- Work to be completed -
Every line of the material below must be repeated exactly.

- Records shown -
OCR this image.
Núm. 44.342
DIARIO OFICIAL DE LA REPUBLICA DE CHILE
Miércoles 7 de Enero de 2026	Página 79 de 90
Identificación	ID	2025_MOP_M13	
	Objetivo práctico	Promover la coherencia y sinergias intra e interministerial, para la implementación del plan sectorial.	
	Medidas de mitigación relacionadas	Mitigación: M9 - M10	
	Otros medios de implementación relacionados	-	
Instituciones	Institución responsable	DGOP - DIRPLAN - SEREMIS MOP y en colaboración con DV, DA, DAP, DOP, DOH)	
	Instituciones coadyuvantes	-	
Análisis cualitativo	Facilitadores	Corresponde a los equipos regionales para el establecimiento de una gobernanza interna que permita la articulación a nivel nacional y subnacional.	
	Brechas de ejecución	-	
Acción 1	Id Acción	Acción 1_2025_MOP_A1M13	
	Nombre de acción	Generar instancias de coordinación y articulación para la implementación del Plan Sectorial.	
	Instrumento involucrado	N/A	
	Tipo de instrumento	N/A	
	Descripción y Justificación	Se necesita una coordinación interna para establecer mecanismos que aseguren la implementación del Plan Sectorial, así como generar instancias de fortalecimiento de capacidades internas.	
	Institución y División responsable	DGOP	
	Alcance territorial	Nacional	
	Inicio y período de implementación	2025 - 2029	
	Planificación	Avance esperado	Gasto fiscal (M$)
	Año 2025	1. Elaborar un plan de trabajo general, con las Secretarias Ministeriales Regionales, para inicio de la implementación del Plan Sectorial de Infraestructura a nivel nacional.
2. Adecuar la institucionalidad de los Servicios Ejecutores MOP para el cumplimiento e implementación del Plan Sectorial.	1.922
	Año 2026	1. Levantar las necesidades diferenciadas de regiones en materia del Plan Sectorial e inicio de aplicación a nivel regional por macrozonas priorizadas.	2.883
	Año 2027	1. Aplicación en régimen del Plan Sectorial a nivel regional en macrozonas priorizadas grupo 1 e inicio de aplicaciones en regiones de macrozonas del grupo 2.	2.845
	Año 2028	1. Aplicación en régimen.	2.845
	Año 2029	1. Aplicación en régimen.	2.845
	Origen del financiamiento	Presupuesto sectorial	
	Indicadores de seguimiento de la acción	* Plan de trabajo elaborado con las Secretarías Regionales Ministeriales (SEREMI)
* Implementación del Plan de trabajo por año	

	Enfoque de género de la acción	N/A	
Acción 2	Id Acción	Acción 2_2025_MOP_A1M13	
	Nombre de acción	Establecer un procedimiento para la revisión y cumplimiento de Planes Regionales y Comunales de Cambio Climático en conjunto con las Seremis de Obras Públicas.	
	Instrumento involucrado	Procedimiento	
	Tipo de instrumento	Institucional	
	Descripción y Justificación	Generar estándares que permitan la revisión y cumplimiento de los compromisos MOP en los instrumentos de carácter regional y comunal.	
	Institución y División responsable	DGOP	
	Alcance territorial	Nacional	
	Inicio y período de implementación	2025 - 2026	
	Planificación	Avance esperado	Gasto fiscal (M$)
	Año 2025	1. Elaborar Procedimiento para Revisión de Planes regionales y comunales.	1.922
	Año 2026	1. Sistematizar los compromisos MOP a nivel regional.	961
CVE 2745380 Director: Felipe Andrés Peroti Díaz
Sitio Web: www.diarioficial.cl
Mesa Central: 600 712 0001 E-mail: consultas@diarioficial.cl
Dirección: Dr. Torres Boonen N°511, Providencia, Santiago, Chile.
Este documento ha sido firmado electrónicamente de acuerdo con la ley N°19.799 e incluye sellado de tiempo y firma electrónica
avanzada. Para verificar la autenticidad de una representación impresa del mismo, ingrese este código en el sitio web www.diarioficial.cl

- Solution below -
OCR this image.
Núm. 44.342
DIARIO OFICIAL DE LA REPUBLICA DE CHILE
Miércoles 7 de Enero de 2026	Página 79 de 90
Identificación	ID	2025_MOP_M13	
	Objetivo práctico	Promover la coherencia y sinergias intra e interministerial, para la implementación del plan sectorial.	
	Medidas de mitigación relacionadas	Mitigación: M9 - M10	
	Otros medios de implementación relacionados	-	
Instituciones	Institución responsable	DGOP - DIRPLAN - SEREMIS MOP y en colaboración con DV, DA, DAP, DOP, DOH)	
	Instituciones coadyuvantes	-	
Análisis cualitativo	Facilitadores	Corresponde a los equipos regionales para el establecimiento de una gobernanza interna que permita la articulación a nivel nacional y subnacional.	
	Brechas de ejecución	-	
Acción 1	Id Acción	Acción 1_2025_MOP_A1M13	
	Nombre de acción	Generar instancias de coordinación y articulación para la implementación del Plan Sectorial.	
	Instrumento involucrado	N/A	
	Tipo de instrumento	N/A	
	Descripción y Justificación	Se necesita una coordinación interna para establecer mecanismos que aseguren la implementación del Plan Sectorial, así como generar instancias de fortalecimiento de capacidades internas.	
	Institución y División responsable	DGOP	
	Alcance territorial	Nacional	
	Inicio y período de implementación	2025 - 2029	
	Planificación	Avance esperado	Gasto fiscal (M$)
	Año 2025	1. Elaborar un plan de trabajo general, con las Secretarias Ministeriales Regionales, para inicio de la implementación del Plan Sectorial de Infraestructura a nivel nacional.
2. Adecuar la institucionalidad de los Servicios Ejecutores MOP para el cumplimiento e implementación del Plan Sectorial.	1.922
	Año 2026	1. Levantar las necesidades diferenciadas de regiones en materia del Plan Sectorial e inicio de aplicación a nivel regional por macrozonas priorizadas.	2.883
	Año 2027	1. Aplicación en régimen del Plan Sectorial a nivel regional en macrozonas priorizadas grupo 1 e inicio de aplicaciones en regiones de macrozonas del grupo 2.	2.845
	Año 2028	1. Aplicación en régimen.	2.845
	Año 2029	1. Aplicación en régimen.	2.845
	Origen del financiamiento	Presupuesto sectorial	
	Indicadores de seguimiento de la acción	* Plan de trabajo elaborado con las Secretarías Regionales Ministeriales (SEREMI)
* Implementación del Plan de trabajo por año	

	Enfoque de género de la acción	N/A	
Acción 2	Id Acción	Acción 2_2025_MOP_A1M13	
	Nombre de acción	Establecer un procedimiento para la revisión y cumplimiento de Planes Regionales y Comunales de Cambio Climático en conjunto con las Seremis de Obras Públicas.	
	Instrumento involucrado	Procedimiento	
	Tipo de instrumento	Institucional	
	Descripción y Justificación	Generar estándares que permitan la revisión y cumplimiento de los compromisos MOP en los instrumentos de carácter regional y comunal.	
	Institución y División responsable	DGOP	
	Alcance territorial	Nacional	
	Inicio y período de implementación	2025 - 2026	
	Planificación	Avance esperado	Gasto fiscal (M$)
	Año 2025	1. Elaborar Procedimiento para Revisión de Planes regionales y comunales.	1.922
	Año 2026	1. Sistematizar los compromisos MOP a nivel regional.	961
CVE 2745380 Director: Felipe Andrés Peroti Díaz
Sitio Web: www.diarioficial.cl
Mesa Central: 600 712 0001 E-mail: consultas@diarioficial.cl
Dirección: Dr. Torres Boonen N°511, Providencia, Santiago, Chile.
Este documento ha sido firmado electrónicamente de acuerdo con la ley N°19.799 e incluye sellado de tiempo y firma electrónica
avanzada. Para verificar la autenticidad de una representación impresa del mismo, ingrese este código en el sitio web www.diarioficial.cl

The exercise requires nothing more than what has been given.